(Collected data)
---
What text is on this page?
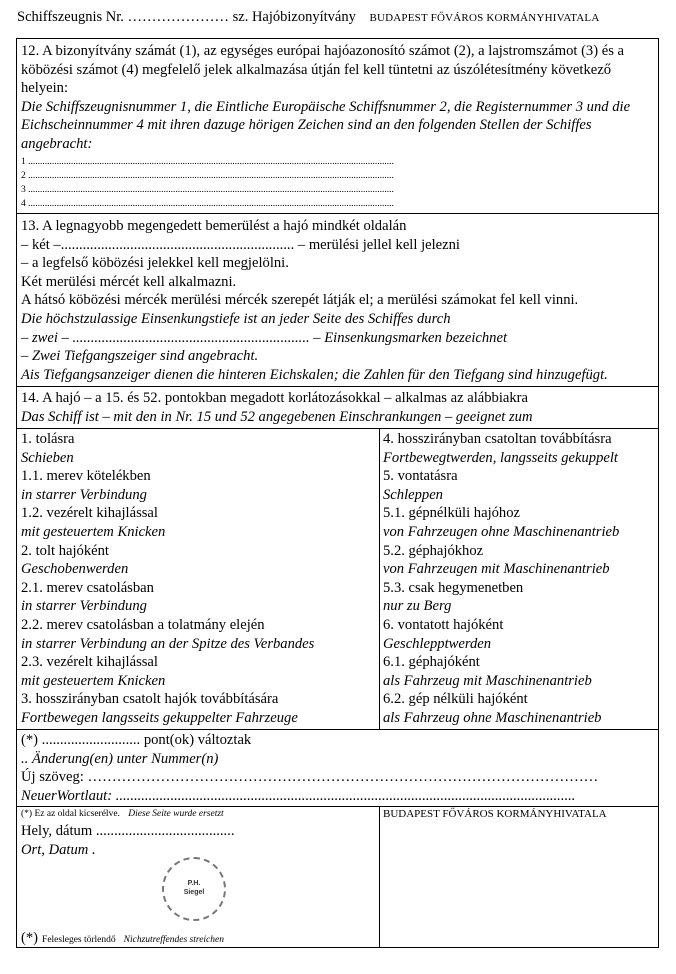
Schiffszeugnis Nr. ………………… sz. Hajóbizonyítvány BUDAPEST FŐVÁROS KORMÁNYHIVATALA
12. A bizonyítvány számát (1), az egységes európai hajóazonosító számot (2), a lajstromszámot (3) és a
köbözési számot (4) megfelelő jelek alkalmazása útján fel kell tüntetni az úszólétesítmény következő
helyein:
Die Schiffszeugnisnummer 1, die Eintliche Europäische Schiffsnummer 2, die Registernummer 3 und die
Eichscheinnummer 4 mit ihren dazuge hörigen Zeichen sind an den folgenden Stellen der Schiffes
angebracht:
1 ..........................................................................................................................................................
2 ..........................................................................................................................................................
3 ..........................................................................................................................................................
4 ..........................................................................................................................................................
13. A legnagyobb megengedett bemerülést a hajó mindkét oldalán
– két –................................................................ – merülési jellel kell jelezni
– a legfelső köbözési jelekkel kell megjelölni.
Két merülési mércét kell alkalmazni.
A hátsó köbözési mércék merülési mércék szerepét látják el; a merülési számokat fel kell vinni.
Die höchstzulassige Einsenkungstiefe ist an jeder Seite des Schiffes durch
– zwei – ................................................................. – Einsenkungsmarken bezeichnet
– Zwei Tiefgangszeiger sind angebracht.
Ais Tiefgangsanzeiger dienen die hinteren Eichskalen; die Zahlen für den Tiefgang sind hinzugefügt.
14. A hajó – a 15. és 52. pontokban megadott korlátozásokkal – alkalmas az alábbiakra
Das Schiff ist – mit den in Nr. 15 und 52 angegebenen Einschrankungen – geeignet zum
1. tolásra
Schieben
1.1. merev kötelékben
in starrer Verbindung
1.2. vezérelt kihajlással
mit gesteuertem Knicken
2. tolt hajóként
Geschobenwerden
2.1. merev csatolásban
in starrer Verbindung
2.2. merev csatolásban a tolatmány elején
in starrer Verbindung an der Spitze des Verbandes
2.3. vezérelt kihajlással
mit gesteuertem Knicken
3. hosszirányban csatolt hajók továbbítására
Fortbewegen langsseits gekuppelter Fahrzeuge
4. hosszirányban csatoltan továbbításra
Fortbewegtwerden, langsseits gekuppelt
5. vontatásra
Schleppen
5.1. gépnélküli hajóhoz
von Fahrzeugen ohne Maschinenantrieb
5.2. géphajókhoz
von Fahrzeugen mit Maschinenantrieb
5.3. csak hegymenetben
nur zu Berg
6. vontatott hajóként
Geschlepptwerden
6.1. géphajóként
als Fahrzeug mit Maschinenantrieb
6.2. gép nélküli hajóként
als Fahrzeug ohne Maschinenantrieb
(*) ........................... pont(ok) változtak
.. Änderung(en) unter Nummer(n)
Új szöveg: ……………………………………………………………………………………………
NeuerWortlaut: ..............................................................................................................................
(*) Ez az oldal kicserélve. Diese Seite wurde ersetzt
Hely, dátum ......................................
Ort, Datum .
BUDAPEST FŐVÁROS KORMÁNYHIVATALA
P.H.
Siegel
(*) Felesleges törlendő Nichzutreffendes streichen
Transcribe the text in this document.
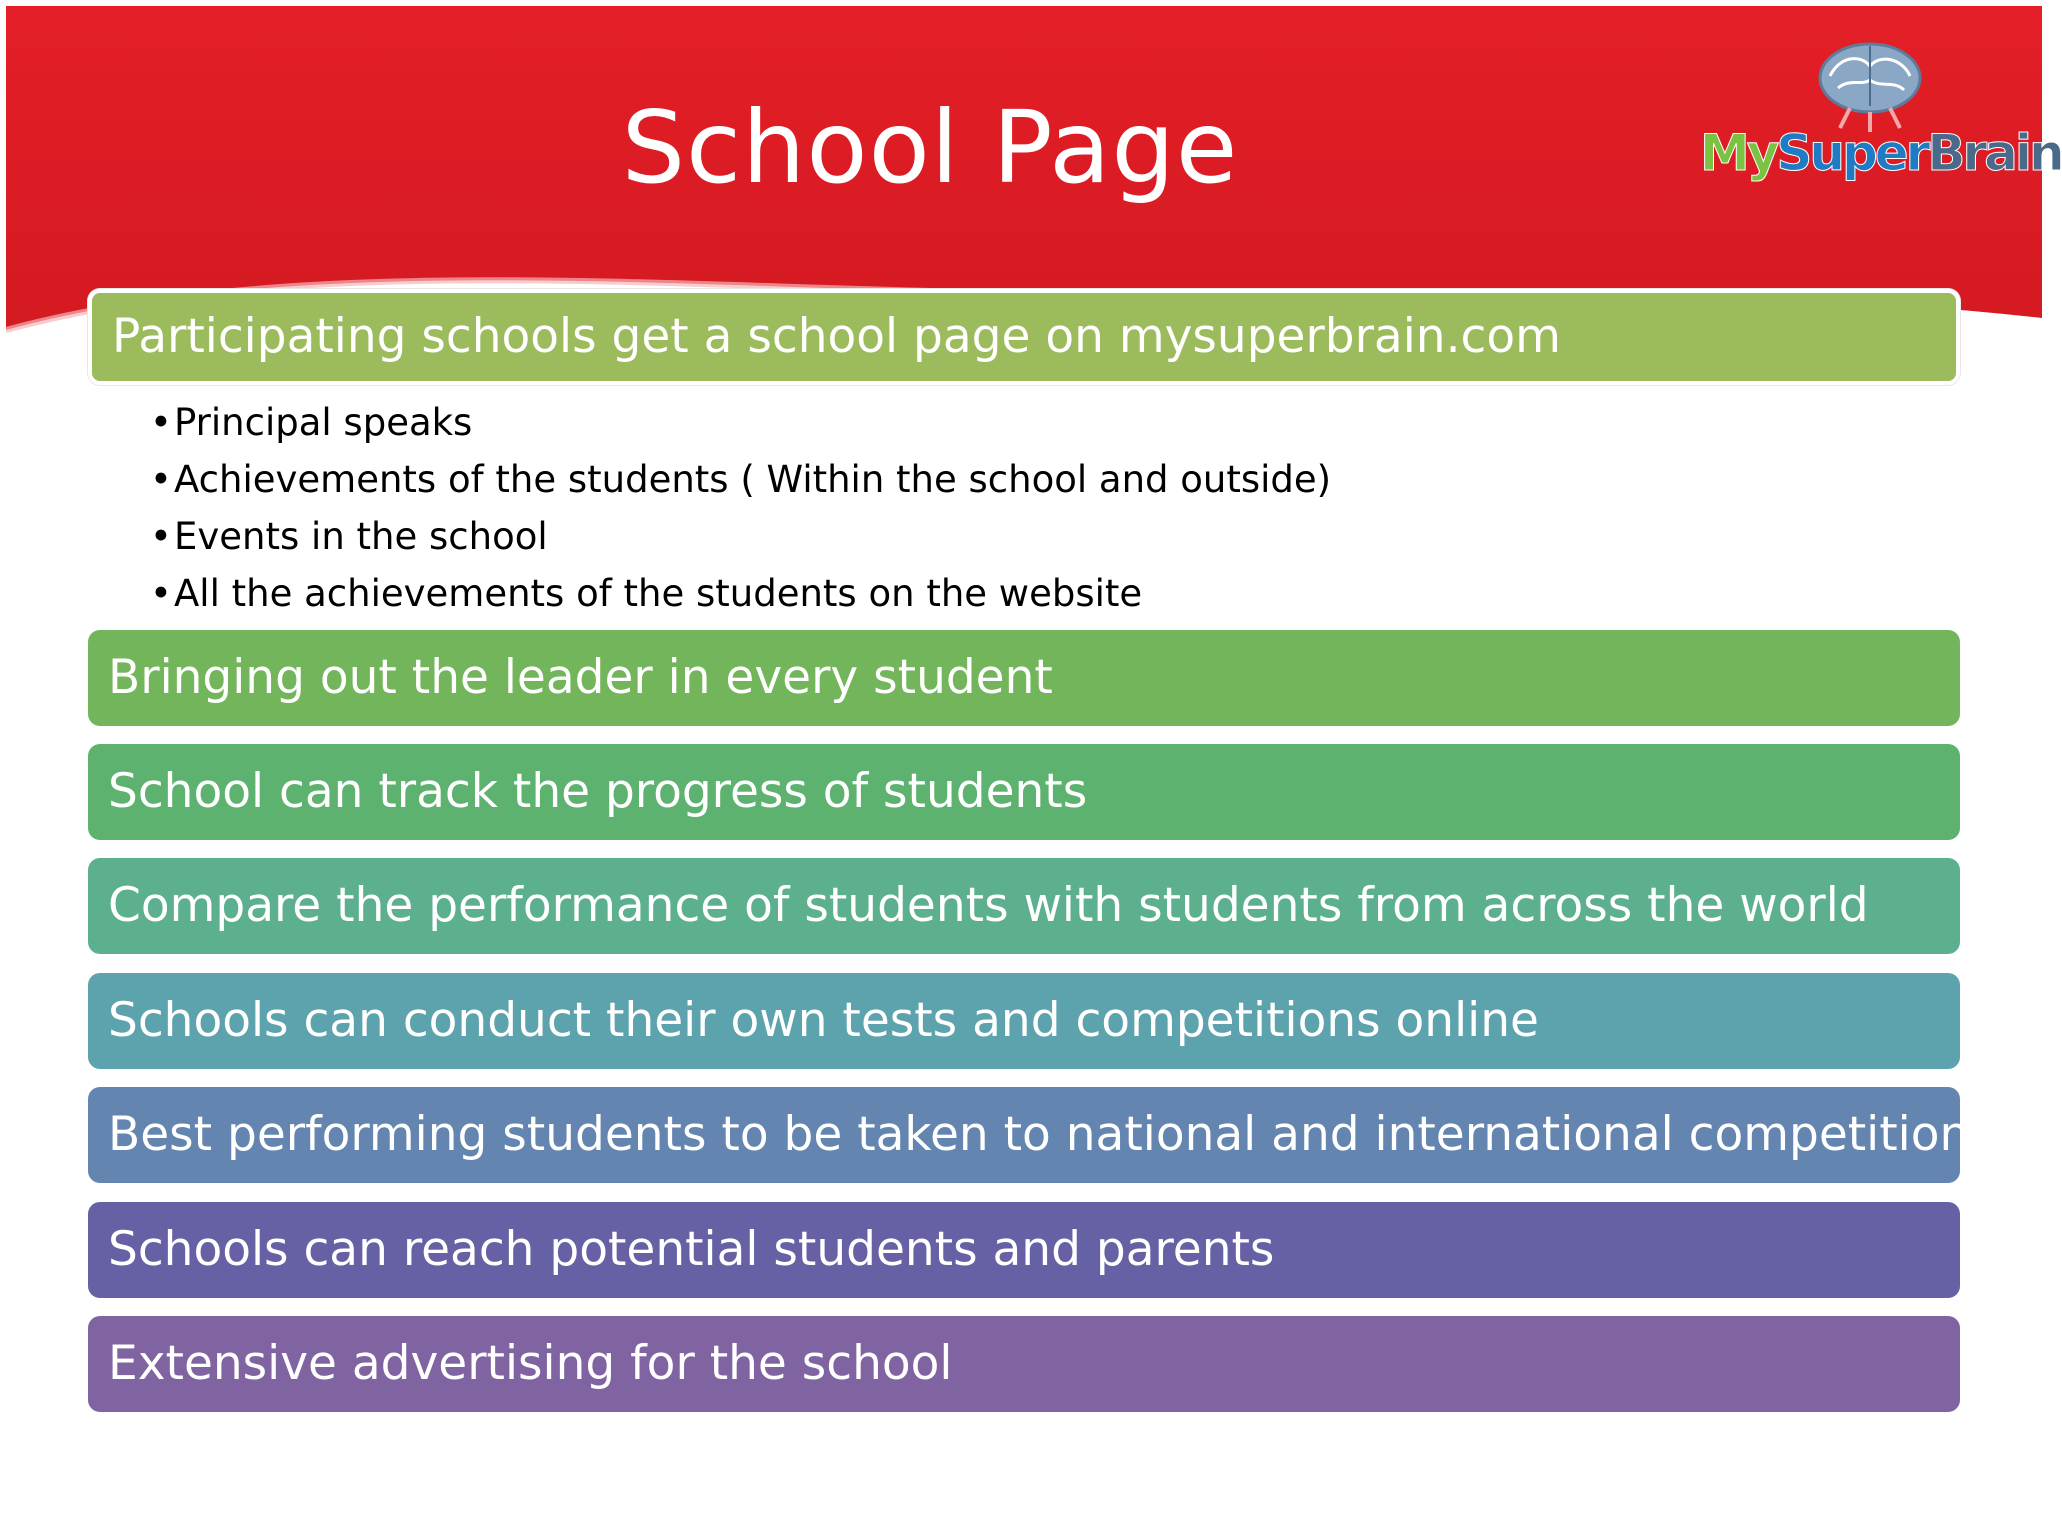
School Page	MySuperBrain
Participating schools get a school page on mysuperbrain.com
•Principal speaks
•Achievements of the students ( Within the school and outside)
•Events in the school
•All the achievements of the students on the website
Bringing out the leader in every student
School can track the progress of students
Compare the performance of students with students from across the world
Schools can conduct their own tests and competitions online
Best performing students to be taken to national and international competitions
Schools can reach potential students and parents
Extensive advertising for the school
---
WHAT NEEDS TO BE DONE
Repeat each entry precisely as it appears. Leave the pictures out.

EXPECTED OUTPUT
What text is on this page?
Schiffszeugnis Nr. ………………… sz. Hajóbizonyítvány BUDAPEST FŐVÁROS KORMÁNYHIVATALA
12. A bizonyítvány számát (1), az egységes európai hajóazonosító számot (2), a lajstromszámot (3) és a
köbözési számot (4) megfelelő jelek alkalmazása útján fel kell tüntetni az úszólétesítmény következő
helyein:
Die Schiffszeugnisnummer 1, die Eintliche Europäische Schiffsnummer 2, die Registernummer 3 und die
Eichscheinnummer 4 mit ihren dazuge hörigen Zeichen sind an den folgenden Stellen der Schiffes
angebracht:
1 ..........................................................................................................................................................
2 ..........................................................................................................................................................
3 ..........................................................................................................................................................
4 ..........................................................................................................................................................
13. A legnagyobb megengedett bemerülést a hajó mindkét oldalán
– két –................................................................ – merülési jellel kell jelezni
– a legfelső köbözési jelekkel kell megjelölni.
Két merülési mércét kell alkalmazni.
A hátsó köbözési mércék merülési mércék szerepét látják el; a merülési számokat fel kell vinni.
Die höchstzulassige Einsenkungstiefe ist an jeder Seite des Schiffes durch
– zwei – ................................................................. – Einsenkungsmarken bezeichnet
– Zwei Tiefgangszeiger sind angebracht.
Ais Tiefgangsanzeiger dienen die hinteren Eichskalen; die Zahlen für den Tiefgang sind hinzugefügt.
14. A hajó – a 15. és 52. pontokban megadott korlátozásokkal – alkalmas az alábbiakra
Das Schiff ist – mit den in Nr. 15 und 52 angegebenen Einschrankungen – geeignet zum
1. tolásra
Schieben
1.1. merev kötelékben
in starrer Verbindung
1.2. vezérelt kihajlással
mit gesteuertem Knicken
2. tolt hajóként
Geschobenwerden
2.1. merev csatolásban
in starrer Verbindung
2.2. merev csatolásban a tolatmány elején
in starrer Verbindung an der Spitze des Verbandes
2.3. vezérelt kihajlással
mit gesteuertem Knicken
3. hosszirányban csatolt hajók továbbítására
Fortbewegen langsseits gekuppelter Fahrzeuge
4. hosszirányban csatoltan továbbításra
Fortbewegtwerden, langsseits gekuppelt
5. vontatásra
Schleppen
5.1. gépnélküli hajóhoz
von Fahrzeugen ohne Maschinenantrieb
5.2. géphajókhoz
von Fahrzeugen mit Maschinenantrieb
5.3. csak hegymenetben
nur zu Berg
6. vontatott hajóként
Geschlepptwerden
6.1. géphajóként
als Fahrzeug mit Maschinenantrieb
6.2. gép nélküli hajóként
als Fahrzeug ohne Maschinenantrieb
(*) ........................... pont(ok) változtak
.. Änderung(en) unter Nummer(n)
Új szöveg: ……………………………………………………………………………………………
NeuerWortlaut: ..............................................................................................................................
(*) Ez az oldal kicserélve. Diese Seite wurde ersetzt
Hely, dátum ......................................
Ort, Datum .
BUDAPEST FŐVÁROS KORMÁNYHIVATALA
P.H.
Siegel
(*) Felesleges törlendő Nichzutreffendes streichen
Transcribe the text in this document.
School Page	MySuperBrain
Participating schools get a school page on mysuperbrain.com
•Principal speaks
•Achievements of the students ( Within the school and outside)
•Events in the school
•All the achievements of the students on the website
Bringing out the leader in every student
School can track the progress of students
Compare the performance of students with students from across the world
Schools can conduct their own tests and competitions online
Best performing students to be taken to national and international competitions
Schools can reach potential students and parents
Extensive advertising for the school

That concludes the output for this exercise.